→ What the task asks: Copy all records verbatim.

→ Listed records:
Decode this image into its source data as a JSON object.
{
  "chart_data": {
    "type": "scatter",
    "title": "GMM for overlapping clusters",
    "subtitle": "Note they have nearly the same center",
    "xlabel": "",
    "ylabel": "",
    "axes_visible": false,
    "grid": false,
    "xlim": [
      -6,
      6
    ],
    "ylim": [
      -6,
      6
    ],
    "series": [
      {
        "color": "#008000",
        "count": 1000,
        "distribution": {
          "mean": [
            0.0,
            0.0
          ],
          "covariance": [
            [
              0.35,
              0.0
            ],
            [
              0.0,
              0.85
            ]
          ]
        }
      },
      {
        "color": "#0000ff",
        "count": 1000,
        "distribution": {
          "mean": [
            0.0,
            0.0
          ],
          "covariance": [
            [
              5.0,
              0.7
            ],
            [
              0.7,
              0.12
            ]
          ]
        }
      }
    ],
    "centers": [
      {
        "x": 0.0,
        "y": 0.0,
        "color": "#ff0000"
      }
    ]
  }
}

→ Complete answer:
Decode this image into its source data as a JSON object.
{
  "chart_data": {
    "type": "scatter",
    "title": "GMM for overlapping clusters",
    "subtitle": "Note they have nearly the same center",
    "xlabel": "",
    "ylabel": "",
    "axes_visible": false,
    "grid": false,
    "xlim": [
      -6,
      6
    ],
    "ylim": [
      -6,
      6
    ],
    "series": [
      {
        "color": "#008000",
        "count": 1000,
        "distribution": {
          "mean": [
            0.0,
            0.0
          ],
          "covariance": [
            [
              0.35,
              0.0
            ],
            [
              0.0,
              0.85
            ]
          ]
        }
      },
      {
        "color": "#0000ff",
        "count": 1000,
        "distribution": {
          "mean": [
            0.0,
            0.0
          ],
          "covariance": [
            [
              5.0,
              0.7
            ],
            [
              0.7,
              0.12
            ]
          ]
        }
      }
    ],
    "centers": [
      {
        "x": 0.0,
        "y": 0.0,
        "color": "#ff0000"
      }
    ]
  }
}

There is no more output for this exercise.